_GOAL_:
Identify, in the records below, every line where the string "JSON" appears, and copy each such line.

Figure record listings
((

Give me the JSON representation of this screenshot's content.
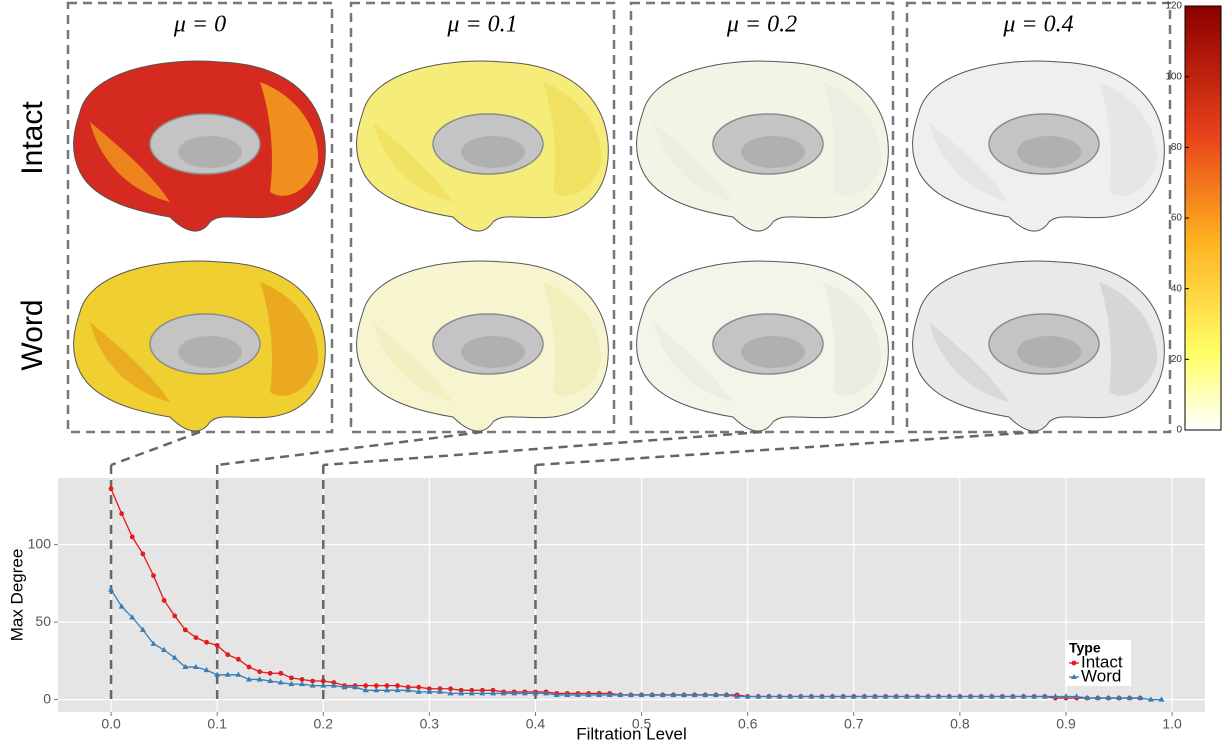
{
  "brain_grid": {
    "columns": [
      "μ = 0",
      "μ = 0.1",
      "μ = 0.2",
      "μ = 0.4"
    ],
    "rows": [
      "Intact",
      "Word"
    ],
    "colorbar_lim": [
      0,
      120
    ],
    "colorbar_ticks": [
      0,
      20,
      40,
      60,
      80,
      100,
      120
    ]
  },
  "chart_data": {
    "type": "line",
    "x_label": "Filtration Level",
    "y_label": "Max Degree",
    "legend_title": "Type",
    "legend_position": "bottom-right",
    "grid": true,
    "x": [
      0,
      0.01,
      0.02,
      0.03,
      0.04,
      0.05,
      0.06,
      0.07,
      0.08,
      0.09,
      0.1,
      0.11,
      0.12,
      0.13,
      0.14,
      0.15,
      0.16,
      0.17,
      0.18,
      0.19,
      0.2,
      0.21,
      0.22,
      0.23,
      0.24,
      0.25,
      0.26,
      0.27,
      0.28,
      0.29,
      0.3,
      0.31,
      0.32,
      0.33,
      0.34,
      0.35,
      0.36,
      0.37,
      0.38,
      0.39,
      0.4,
      0.41,
      0.42,
      0.43,
      0.44,
      0.45,
      0.46,
      0.47,
      0.48,
      0.49,
      0.5,
      0.51,
      0.52,
      0.53,
      0.54,
      0.55,
      0.56,
      0.57,
      0.58,
      0.59,
      0.6,
      0.61,
      0.62,
      0.63,
      0.64,
      0.65,
      0.66,
      0.67,
      0.68,
      0.69,
      0.7,
      0.71,
      0.72,
      0.73,
      0.74,
      0.75,
      0.76,
      0.77,
      0.78,
      0.79,
      0.8,
      0.81,
      0.82,
      0.83,
      0.84,
      0.85,
      0.86,
      0.87,
      0.88,
      0.89,
      0.9,
      0.91,
      0.92,
      0.93,
      0.94,
      0.95,
      0.96,
      0.97,
      0.98,
      0.99
    ],
    "series": [
      {
        "name": "Intact",
        "color": "#e41a1c",
        "marker": "circle",
        "values": [
          136,
          120,
          105,
          94,
          80,
          64,
          54,
          45,
          40,
          37,
          35,
          29,
          26,
          21,
          18,
          17,
          17,
          14,
          13,
          12,
          12,
          11,
          9,
          9,
          9,
          9,
          9,
          9,
          8,
          8,
          7,
          7,
          7,
          6,
          6,
          6,
          6,
          5,
          5,
          5,
          5,
          5,
          4,
          4,
          4,
          4,
          4,
          4,
          3,
          3,
          3,
          3,
          3,
          3,
          3,
          3,
          3,
          3,
          3,
          3,
          2,
          2,
          2,
          2,
          2,
          2,
          2,
          2,
          2,
          2,
          2,
          2,
          2,
          2,
          2,
          2,
          2,
          2,
          2,
          2,
          2,
          2,
          2,
          2,
          2,
          2,
          2,
          2,
          2,
          1,
          1,
          1,
          1,
          1,
          1,
          1,
          1,
          1,
          null,
          null
        ]
      },
      {
        "name": "Word",
        "color": "#377eb8",
        "marker": "triangle",
        "values": [
          71,
          60,
          53,
          45,
          36,
          32,
          27,
          21,
          21,
          19,
          16,
          16,
          16,
          13,
          13,
          12,
          11,
          10,
          10,
          9,
          9,
          9,
          8,
          8,
          6,
          6,
          6,
          6,
          6,
          5,
          5,
          5,
          4,
          4,
          4,
          4,
          4,
          4,
          4,
          4,
          4,
          4,
          3,
          3,
          3,
          3,
          3,
          3,
          3,
          3,
          3,
          3,
          3,
          3,
          3,
          3,
          3,
          3,
          3,
          2,
          2,
          2,
          2,
          2,
          2,
          2,
          2,
          2,
          2,
          2,
          2,
          2,
          2,
          2,
          2,
          2,
          2,
          2,
          2,
          2,
          2,
          2,
          2,
          2,
          2,
          2,
          2,
          2,
          2,
          2,
          2,
          2,
          1,
          1,
          1,
          1,
          1,
          1,
          0,
          0
        ]
      }
    ],
    "highlight_x": [
      0,
      0.1,
      0.2,
      0.4
    ],
    "xlim": [
      -0.05,
      1.031
    ],
    "ylim": [
      -8,
      143
    ],
    "xticks": [
      {
        "value": 0,
        "label": "0.0"
      },
      {
        "value": 0.1,
        "label": "0.1"
      },
      {
        "value": 0.2,
        "label": "0.2"
      },
      {
        "value": 0.3,
        "label": "0.3"
      },
      {
        "value": 0.4,
        "label": "0.4"
      },
      {
        "value": 0.5,
        "label": "0.5"
      },
      {
        "value": 0.6,
        "label": "0.6"
      },
      {
        "value": 0.7,
        "label": "0.7"
      },
      {
        "value": 0.8,
        "label": "0.8"
      },
      {
        "value": 0.9,
        "label": "0.9"
      },
      {
        "value": 1,
        "label": "1.0"
      }
    ],
    "yticks": [
      0,
      50,
      100
    ]
  }
}
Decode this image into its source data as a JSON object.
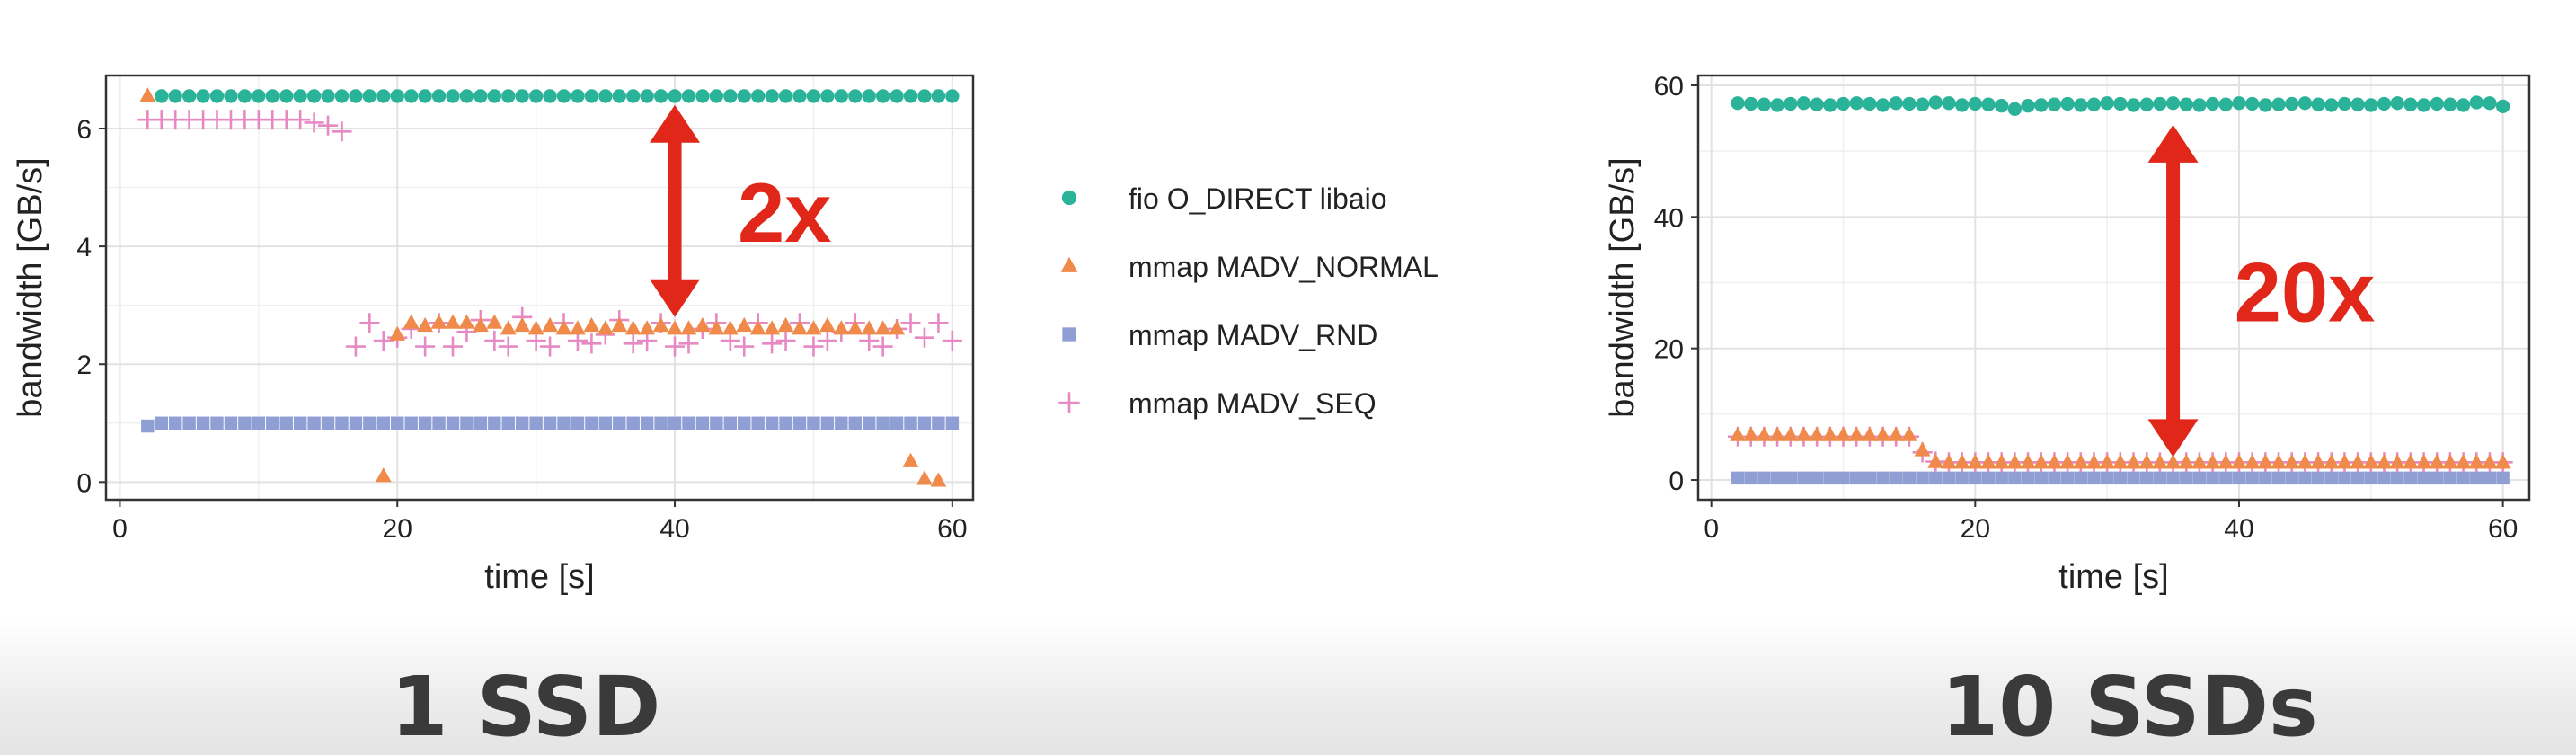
{
  "chart_data": [
    {
      "type": "scatter",
      "caption": "1 SSD",
      "xlabel": "time [s]",
      "ylabel": "bandwidth [GB/s]",
      "xlim": [
        -1,
        61.5
      ],
      "ylim": [
        -0.3,
        6.9
      ],
      "xticks": [
        0,
        20,
        40,
        60
      ],
      "yticks": [
        0,
        2,
        4,
        6
      ],
      "grid": true,
      "legend": "right-of-panel",
      "series": [
        {
          "name": "fio O_DIRECT libaio",
          "marker": "circle",
          "color": "#2bb39a",
          "x": [
            3,
            4,
            5,
            6,
            7,
            8,
            9,
            10,
            11,
            12,
            13,
            14,
            15,
            16,
            17,
            18,
            19,
            20,
            21,
            22,
            23,
            24,
            25,
            26,
            27,
            28,
            29,
            30,
            31,
            32,
            33,
            34,
            35,
            36,
            37,
            38,
            39,
            40,
            41,
            42,
            43,
            44,
            45,
            46,
            47,
            48,
            49,
            50,
            51,
            52,
            53,
            54,
            55,
            56,
            57,
            58,
            59,
            60
          ],
          "y": [
            6.55,
            6.55,
            6.55,
            6.55,
            6.55,
            6.55,
            6.55,
            6.55,
            6.55,
            6.55,
            6.55,
            6.55,
            6.55,
            6.55,
            6.55,
            6.55,
            6.55,
            6.55,
            6.55,
            6.55,
            6.55,
            6.55,
            6.55,
            6.55,
            6.55,
            6.55,
            6.55,
            6.55,
            6.55,
            6.55,
            6.55,
            6.55,
            6.55,
            6.55,
            6.55,
            6.55,
            6.55,
            6.55,
            6.55,
            6.55,
            6.55,
            6.55,
            6.55,
            6.55,
            6.55,
            6.55,
            6.55,
            6.55,
            6.55,
            6.55,
            6.55,
            6.55,
            6.55,
            6.55,
            6.55,
            6.55,
            6.55,
            6.55
          ]
        },
        {
          "name": "mmap MADV_NORMAL",
          "marker": "triangle",
          "color": "#f08a4b",
          "x": [
            2,
            19,
            20,
            21,
            22,
            23,
            24,
            25,
            26,
            27,
            28,
            29,
            30,
            31,
            32,
            33,
            34,
            35,
            36,
            37,
            38,
            39,
            40,
            41,
            42,
            43,
            44,
            45,
            46,
            47,
            48,
            49,
            50,
            51,
            52,
            53,
            54,
            55,
            56,
            57,
            58,
            59
          ],
          "y": [
            6.55,
            0.1,
            2.5,
            2.7,
            2.65,
            2.7,
            2.7,
            2.7,
            2.65,
            2.7,
            2.6,
            2.65,
            2.6,
            2.65,
            2.6,
            2.6,
            2.65,
            2.6,
            2.65,
            2.6,
            2.6,
            2.65,
            2.6,
            2.6,
            2.65,
            2.6,
            2.6,
            2.65,
            2.6,
            2.6,
            2.65,
            2.6,
            2.6,
            2.65,
            2.6,
            2.6,
            2.6,
            2.6,
            2.6,
            0.35,
            0.05,
            0.02
          ]
        },
        {
          "name": "mmap MADV_RND",
          "marker": "square",
          "color": "#8f9fd3",
          "x": [
            2,
            3,
            4,
            5,
            6,
            7,
            8,
            9,
            10,
            11,
            12,
            13,
            14,
            15,
            16,
            17,
            18,
            19,
            20,
            21,
            22,
            23,
            24,
            25,
            26,
            27,
            28,
            29,
            30,
            31,
            32,
            33,
            34,
            35,
            36,
            37,
            38,
            39,
            40,
            41,
            42,
            43,
            44,
            45,
            46,
            47,
            48,
            49,
            50,
            51,
            52,
            53,
            54,
            55,
            56,
            57,
            58,
            59,
            60
          ],
          "y": [
            0.95,
            1,
            1,
            1,
            1,
            1,
            1,
            1,
            1,
            1,
            1,
            1,
            1,
            1,
            1,
            1,
            1,
            1,
            1,
            1,
            1,
            1,
            1,
            1,
            1,
            1,
            1,
            1,
            1,
            1,
            1,
            1,
            1,
            1,
            1,
            1,
            1,
            1,
            1,
            1,
            1,
            1,
            1,
            1,
            1,
            1,
            1,
            1,
            1,
            1,
            1,
            1,
            1,
            1,
            1,
            1,
            1,
            1,
            1
          ]
        },
        {
          "name": "mmap MADV_SEQ",
          "marker": "plus",
          "color": "#e78ac3",
          "x": [
            2,
            3,
            4,
            5,
            6,
            7,
            8,
            9,
            10,
            11,
            12,
            13,
            14,
            15,
            16,
            17,
            18,
            19,
            20,
            21,
            22,
            23,
            24,
            25,
            26,
            27,
            28,
            29,
            30,
            31,
            32,
            33,
            34,
            35,
            36,
            37,
            38,
            39,
            40,
            41,
            42,
            43,
            44,
            45,
            46,
            47,
            48,
            49,
            50,
            51,
            52,
            53,
            54,
            55,
            56,
            57,
            58,
            59,
            60
          ],
          "y": [
            6.15,
            6.15,
            6.15,
            6.15,
            6.15,
            6.15,
            6.15,
            6.15,
            6.15,
            6.15,
            6.15,
            6.15,
            6.1,
            6.05,
            5.95,
            2.3,
            2.7,
            2.4,
            2.45,
            2.6,
            2.3,
            2.7,
            2.3,
            2.55,
            2.75,
            2.4,
            2.3,
            2.8,
            2.4,
            2.3,
            2.7,
            2.4,
            2.35,
            2.5,
            2.75,
            2.35,
            2.4,
            2.7,
            2.3,
            2.35,
            2.6,
            2.7,
            2.4,
            2.3,
            2.7,
            2.35,
            2.4,
            2.7,
            2.3,
            2.4,
            2.55,
            2.7,
            2.4,
            2.3,
            2.6,
            2.7,
            2.45,
            2.7,
            2.4
          ]
        }
      ],
      "annotation": {
        "label": "2x",
        "color": "#e0271a",
        "arrow_x": 40,
        "arrow_y": [
          2.8,
          6.4
        ]
      }
    },
    {
      "type": "scatter",
      "caption": "10 SSDs",
      "xlabel": "time [s]",
      "ylabel": "bandwidth [GB/s]",
      "xlim": [
        -1,
        62
      ],
      "ylim": [
        -3,
        61.5
      ],
      "xticks": [
        0,
        20,
        40,
        60
      ],
      "yticks": [
        0,
        20,
        40,
        60
      ],
      "grid": true,
      "series": [
        {
          "name": "fio O_DIRECT libaio",
          "marker": "circle",
          "color": "#2bb39a",
          "x": [
            2,
            3,
            4,
            5,
            6,
            7,
            8,
            9,
            10,
            11,
            12,
            13,
            14,
            15,
            16,
            17,
            18,
            19,
            20,
            21,
            22,
            23,
            24,
            25,
            26,
            27,
            28,
            29,
            30,
            31,
            32,
            33,
            34,
            35,
            36,
            37,
            38,
            39,
            40,
            41,
            42,
            43,
            44,
            45,
            46,
            47,
            48,
            49,
            50,
            51,
            52,
            53,
            54,
            55,
            56,
            57,
            58,
            59,
            60
          ],
          "y": [
            57.3,
            57.2,
            57.1,
            57.0,
            57.2,
            57.3,
            57.1,
            57.0,
            57.2,
            57.3,
            57.2,
            57.0,
            57.3,
            57.2,
            57.1,
            57.4,
            57.3,
            57.0,
            57.2,
            57.1,
            56.9,
            56.4,
            56.9,
            57.0,
            57.1,
            57.2,
            57.0,
            57.1,
            57.3,
            57.2,
            57.0,
            57.1,
            57.2,
            57.3,
            57.1,
            57.0,
            57.2,
            57.1,
            57.3,
            57.2,
            57.0,
            57.1,
            57.2,
            57.3,
            57.1,
            57.0,
            57.2,
            57.1,
            57.0,
            57.2,
            57.3,
            57.1,
            57.0,
            57.2,
            57.1,
            57.0,
            57.4,
            57.3,
            56.8
          ]
        },
        {
          "name": "mmap MADV_NORMAL",
          "marker": "triangle",
          "color": "#f08a4b",
          "x": [
            2,
            3,
            4,
            5,
            6,
            7,
            8,
            9,
            10,
            11,
            12,
            13,
            14,
            15,
            16,
            17,
            18,
            19,
            20,
            21,
            22,
            23,
            24,
            25,
            26,
            27,
            28,
            29,
            30,
            31,
            32,
            33,
            34,
            35,
            36,
            37,
            38,
            39,
            40,
            41,
            42,
            43,
            44,
            45,
            46,
            47,
            48,
            49,
            50,
            51,
            52,
            53,
            54,
            55,
            56,
            57,
            58,
            59,
            60
          ],
          "y": [
            6.8,
            6.8,
            6.8,
            6.8,
            6.8,
            6.8,
            6.8,
            6.8,
            6.8,
            6.8,
            6.8,
            6.8,
            6.8,
            6.8,
            4.5,
            2.7,
            2.6,
            2.6,
            2.6,
            2.6,
            2.6,
            2.6,
            2.6,
            2.6,
            2.6,
            2.6,
            2.6,
            2.6,
            2.6,
            2.6,
            2.6,
            2.6,
            2.6,
            2.6,
            2.6,
            2.6,
            2.6,
            2.6,
            2.6,
            2.6,
            2.6,
            2.6,
            2.6,
            2.6,
            2.6,
            2.6,
            2.6,
            2.6,
            2.6,
            2.6,
            2.6,
            2.6,
            2.6,
            2.6,
            2.6,
            2.6,
            2.6,
            2.6,
            2.6
          ]
        },
        {
          "name": "mmap MADV_RND",
          "marker": "square",
          "color": "#8f9fd3",
          "x": [
            2,
            3,
            4,
            5,
            6,
            7,
            8,
            9,
            10,
            11,
            12,
            13,
            14,
            15,
            16,
            17,
            18,
            19,
            20,
            21,
            22,
            23,
            24,
            25,
            26,
            27,
            28,
            29,
            30,
            31,
            32,
            33,
            34,
            35,
            36,
            37,
            38,
            39,
            40,
            41,
            42,
            43,
            44,
            45,
            46,
            47,
            48,
            49,
            50,
            51,
            52,
            53,
            54,
            55,
            56,
            57,
            58,
            59,
            60
          ],
          "y": [
            0.3,
            0.3,
            0.3,
            0.3,
            0.3,
            0.3,
            0.3,
            0.3,
            0.3,
            0.3,
            0.3,
            0.3,
            0.3,
            0.3,
            0.3,
            0.3,
            0.3,
            0.3,
            0.3,
            0.3,
            0.3,
            0.3,
            0.3,
            0.3,
            0.3,
            0.3,
            0.3,
            0.3,
            0.3,
            0.3,
            0.3,
            0.3,
            0.3,
            0.3,
            0.3,
            0.3,
            0.3,
            0.3,
            0.3,
            0.3,
            0.3,
            0.3,
            0.3,
            0.3,
            0.3,
            0.3,
            0.3,
            0.3,
            0.3,
            0.3,
            0.3,
            0.3,
            0.3,
            0.3,
            0.3,
            0.3,
            0.3,
            0.3,
            0.3
          ]
        },
        {
          "name": "mmap MADV_SEQ",
          "marker": "plus",
          "color": "#e78ac3",
          "x": [
            2,
            3,
            4,
            5,
            6,
            7,
            8,
            9,
            10,
            11,
            12,
            13,
            14,
            15,
            16,
            17,
            18,
            19,
            20,
            21,
            22,
            23,
            24,
            25,
            26,
            27,
            28,
            29,
            30,
            31,
            32,
            33,
            34,
            35,
            36,
            37,
            38,
            39,
            40,
            41,
            42,
            43,
            44,
            45,
            46,
            47,
            48,
            49,
            50,
            51,
            52,
            53,
            54,
            55,
            56,
            57,
            58,
            59,
            60
          ],
          "y": [
            6.6,
            6.6,
            6.6,
            6.6,
            6.6,
            6.6,
            6.6,
            6.6,
            6.6,
            6.6,
            6.6,
            6.6,
            6.6,
            6.6,
            4.2,
            2.8,
            2.7,
            2.7,
            2.7,
            2.7,
            2.7,
            2.7,
            2.7,
            2.7,
            2.7,
            2.7,
            2.7,
            2.7,
            2.7,
            2.7,
            2.7,
            2.7,
            2.7,
            2.7,
            2.7,
            2.7,
            2.7,
            2.7,
            2.7,
            2.7,
            2.7,
            2.7,
            2.7,
            2.7,
            2.7,
            2.7,
            2.7,
            2.7,
            2.7,
            2.7,
            2.7,
            2.7,
            2.7,
            2.7,
            2.7,
            2.7,
            2.7,
            2.7,
            2.7
          ]
        }
      ],
      "annotation": {
        "label": "20x",
        "color": "#e0271a",
        "arrow_x": 35,
        "arrow_y": [
          3.5,
          54
        ]
      }
    }
  ]
}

))

_ANSWER IN FULL_:
Give me the JSON representation of this screenshot's content.
Decode this image into its source data as a JSON object.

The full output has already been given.